AIM:
Extract every entry word for word. Skip the pictures.

────────────────

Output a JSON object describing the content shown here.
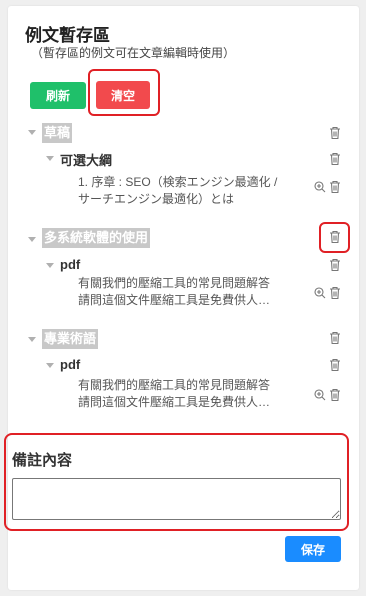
{
  "header": {
    "title": "例文暫存區",
    "subtitle": "（暫存區的例文可在文章編輯時使用）"
  },
  "toolbar": {
    "refresh_label": "刷新",
    "clear_label": "清空"
  },
  "tree": {
    "folders": [
      {
        "label": "草稿",
        "subfolders": [
          {
            "label": "可選大綱",
            "items": [
              "1. 序章：SEO（検索エンジン最適化 / サーチエンジン最適化）とは"
            ],
            "lines": [
              "1. 序章 : SEO（検索エンジン最適化 /",
              "サーチエンジン最適化）とは"
            ]
          }
        ]
      },
      {
        "label": "多系統軟體的使用",
        "subfolders": [
          {
            "label": "pdf",
            "lines": [
              "有關我們的壓縮工具的常見問題解答",
              "請問這個文件壓縮工具是免費供人…"
            ]
          }
        ]
      },
      {
        "label": "專業術語",
        "subfolders": [
          {
            "label": "pdf",
            "lines": [
              "有關我們的壓縮工具的常見問題解答",
              "請問這個文件壓縮工具是免費供人…"
            ]
          }
        ]
      }
    ]
  },
  "notes": {
    "title": "備註內容",
    "value": "",
    "placeholder": ""
  },
  "footer": {
    "save_label": "保存"
  },
  "colors": {
    "refresh": "#1fc06a",
    "clear": "#f24a4d",
    "save": "#1a8cff",
    "highlight": "#e02025",
    "folder_tag": "#c8c8c8"
  }
}
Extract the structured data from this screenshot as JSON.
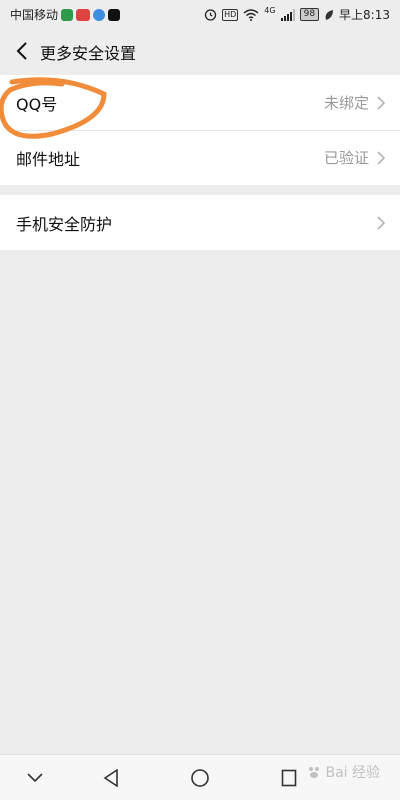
{
  "status_bar": {
    "carrier": "中国移动",
    "battery": "98",
    "signal_label": "4G",
    "hd_label": "HD",
    "time": "早上8:13"
  },
  "header": {
    "title": "更多安全设置"
  },
  "groups": [
    {
      "rows": [
        {
          "label": "QQ号",
          "value": "未绑定"
        },
        {
          "label": "邮件地址",
          "value": "已验证"
        }
      ]
    },
    {
      "rows": [
        {
          "label": "手机安全防护",
          "value": ""
        }
      ]
    }
  ],
  "annotation": {
    "color": "#f08c3a"
  },
  "watermark": {
    "text": "Bai 经验"
  }
}
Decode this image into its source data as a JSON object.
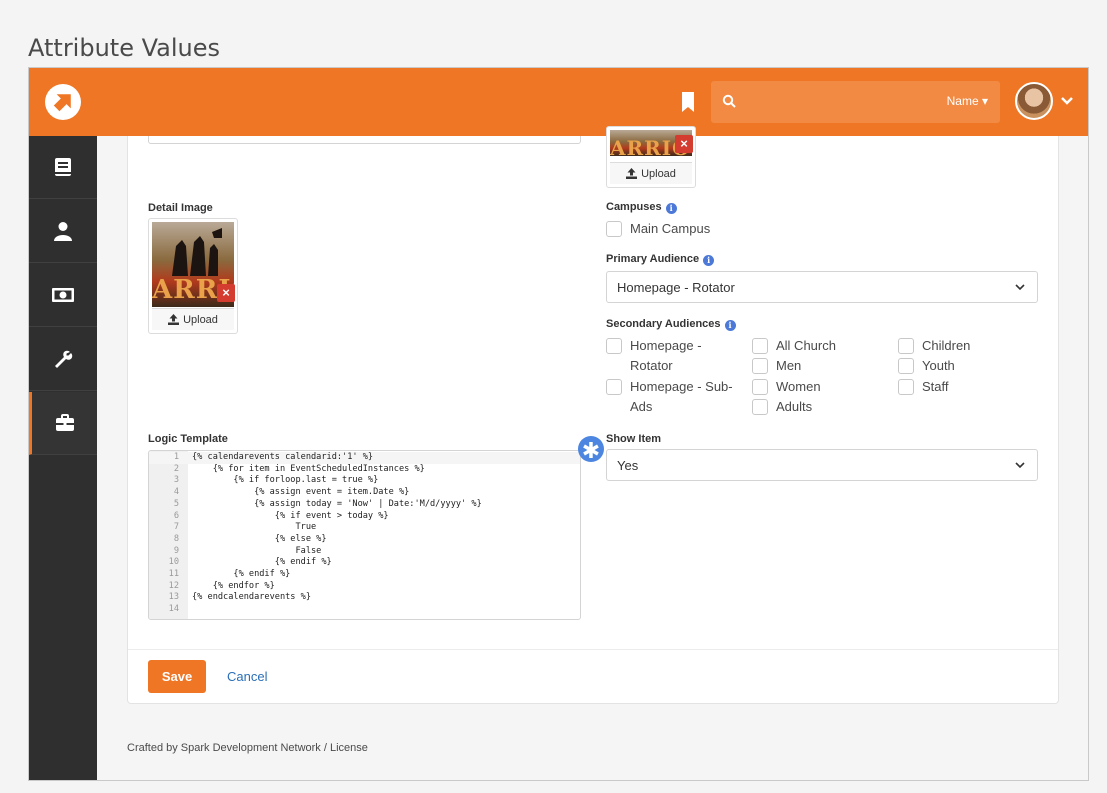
{
  "page": {
    "heading": "Attribute Values"
  },
  "header": {
    "search": {
      "placeholder": "",
      "scope_label": "Name",
      "scope_caret": "▾"
    }
  },
  "sidebar": {
    "items": [
      {
        "name": "book-icon"
      },
      {
        "name": "person-icon"
      },
      {
        "name": "money-icon"
      },
      {
        "name": "wrench-icon"
      },
      {
        "name": "briefcase-icon",
        "active": true
      }
    ]
  },
  "form": {
    "detail_image": {
      "label": "Detail Image",
      "upload_label": "Upload",
      "image_text": "ARRIO"
    },
    "top_image": {
      "upload_label": "Upload",
      "image_text": "ARRIO"
    },
    "campuses": {
      "label": "Campuses",
      "options": [
        "Main Campus"
      ]
    },
    "primary_audience": {
      "label": "Primary Audience",
      "value": "Homepage - Rotator"
    },
    "secondary_audiences": {
      "label": "Secondary Audiences",
      "col1": [
        "Homepage - Rotator",
        "Homepage - Sub-Ads"
      ],
      "col2": [
        "All Church",
        "Men",
        "Women",
        "Adults"
      ],
      "col3": [
        "Children",
        "Youth",
        "Staff"
      ]
    },
    "logic_template": {
      "label": "Logic Template",
      "lines": [
        "{% calendarevents calendarid:'1' %}",
        "    {% for item in EventScheduledInstances %}",
        "        {% if forloop.last = true %}",
        "            {% assign event = item.Date %}",
        "            {% assign today = 'Now' | Date:'M/d/yyyy' %}",
        "                {% if event > today %}",
        "                    True",
        "                {% else %}",
        "                    False",
        "                {% endif %}",
        "        {% endif %}",
        "    {% endfor %}",
        "{% endcalendarevents %}",
        ""
      ]
    },
    "show_item": {
      "label": "Show Item",
      "value": "Yes"
    },
    "required_marker": "✱"
  },
  "actions": {
    "save_label": "Save",
    "cancel_label": "Cancel"
  },
  "footer": {
    "credit": "Crafted by Spark Development Network / License"
  },
  "colors": {
    "brand": "#ee7624",
    "sidebar": "#2f2f2f",
    "link": "#2a6fb8",
    "info": "#4c79d7"
  }
}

────────────────

THE REPLY:
Output a JSON object describing the content shown here.
{
  "header": {
    "title": "例文暫存區",
    "subtitle": "（暫存區的例文可在文章編輯時使用）"
  },
  "toolbar": {
    "refresh_label": "刷新",
    "clear_label": "清空"
  },
  "tree": {
    "folders": [
      {
        "label": "草稿",
        "subfolders": [
          {
            "label": "可選大綱",
            "items": [
              "1. 序章：SEO（検索エンジン最適化 / サーチエンジン最適化）とは"
            ],
            "lines": [
              "1. 序章 : SEO（検索エンジン最適化 /",
              "サーチエンジン最適化）とは"
            ]
          }
        ]
      },
      {
        "label": "多系統軟體的使用",
        "subfolders": [
          {
            "label": "pdf",
            "lines": [
              "有關我們的壓縮工具的常見問題解答",
              "請問這個文件壓縮工具是免費供人…"
            ]
          }
        ]
      },
      {
        "label": "專業術語",
        "subfolders": [
          {
            "label": "pdf",
            "lines": [
              "有關我們的壓縮工具的常見問題解答",
              "請問這個文件壓縮工具是免費供人…"
            ]
          }
        ]
      }
    ]
  },
  "notes": {
    "title": "備註內容",
    "value": "",
    "placeholder": ""
  },
  "footer": {
    "save_label": "保存"
  },
  "colors": {
    "refresh": "#1fc06a",
    "clear": "#f24a4d",
    "save": "#1a8cff",
    "highlight": "#e02025",
    "folder_tag": "#c8c8c8"
  }
}
Extract the structured data from this screenshot as JSON.
{
  "status_bar": {
    "carrier": "中国移动",
    "battery": "98",
    "signal_label": "4G",
    "hd_label": "HD",
    "time": "早上8:13"
  },
  "header": {
    "title": "更多安全设置"
  },
  "groups": [
    {
      "rows": [
        {
          "label": "QQ号",
          "value": "未绑定"
        },
        {
          "label": "邮件地址",
          "value": "已验证"
        }
      ]
    },
    {
      "rows": [
        {
          "label": "手机安全防护",
          "value": ""
        }
      ]
    }
  ],
  "annotation": {
    "color": "#f08c3a"
  },
  "watermark": {
    "text": "Bai 经验"
  }
}
Decode this image into its source data as a JSON object.
{
  "page": {
    "heading": "Attribute Values"
  },
  "header": {
    "search": {
      "placeholder": "",
      "scope_label": "Name",
      "scope_caret": "▾"
    }
  },
  "sidebar": {
    "items": [
      {
        "name": "book-icon"
      },
      {
        "name": "person-icon"
      },
      {
        "name": "money-icon"
      },
      {
        "name": "wrench-icon"
      },
      {
        "name": "briefcase-icon",
        "active": true
      }
    ]
  },
  "form": {
    "detail_image": {
      "label": "Detail Image",
      "upload_label": "Upload",
      "image_text": "ARRIO"
    },
    "top_image": {
      "upload_label": "Upload",
      "image_text": "ARRIO"
    },
    "campuses": {
      "label": "Campuses",
      "options": [
        "Main Campus"
      ]
    },
    "primary_audience": {
      "label": "Primary Audience",
      "value": "Homepage - Rotator"
    },
    "secondary_audiences": {
      "label": "Secondary Audiences",
      "col1": [
        "Homepage - Rotator",
        "Homepage - Sub-Ads"
      ],
      "col2": [
        "All Church",
        "Men",
        "Women",
        "Adults"
      ],
      "col3": [
        "Children",
        "Youth",
        "Staff"
      ]
    },
    "logic_template": {
      "label": "Logic Template",
      "lines": [
        "{% calendarevents calendarid:'1' %}",
        "    {% for item in EventScheduledInstances %}",
        "        {% if forloop.last = true %}",
        "            {% assign event = item.Date %}",
        "            {% assign today = 'Now' | Date:'M/d/yyyy' %}",
        "                {% if event > today %}",
        "                    True",
        "                {% else %}",
        "                    False",
        "                {% endif %}",
        "        {% endif %}",
        "    {% endfor %}",
        "{% endcalendarevents %}",
        ""
      ]
    },
    "show_item": {
      "label": "Show Item",
      "value": "Yes"
    },
    "required_marker": "✱"
  },
  "actions": {
    "save_label": "Save",
    "cancel_label": "Cancel"
  },
  "footer": {
    "credit": "Crafted by Spark Development Network / License"
  },
  "colors": {
    "brand": "#ee7624",
    "sidebar": "#2f2f2f",
    "link": "#2a6fb8",
    "info": "#4c79d7"
  }
}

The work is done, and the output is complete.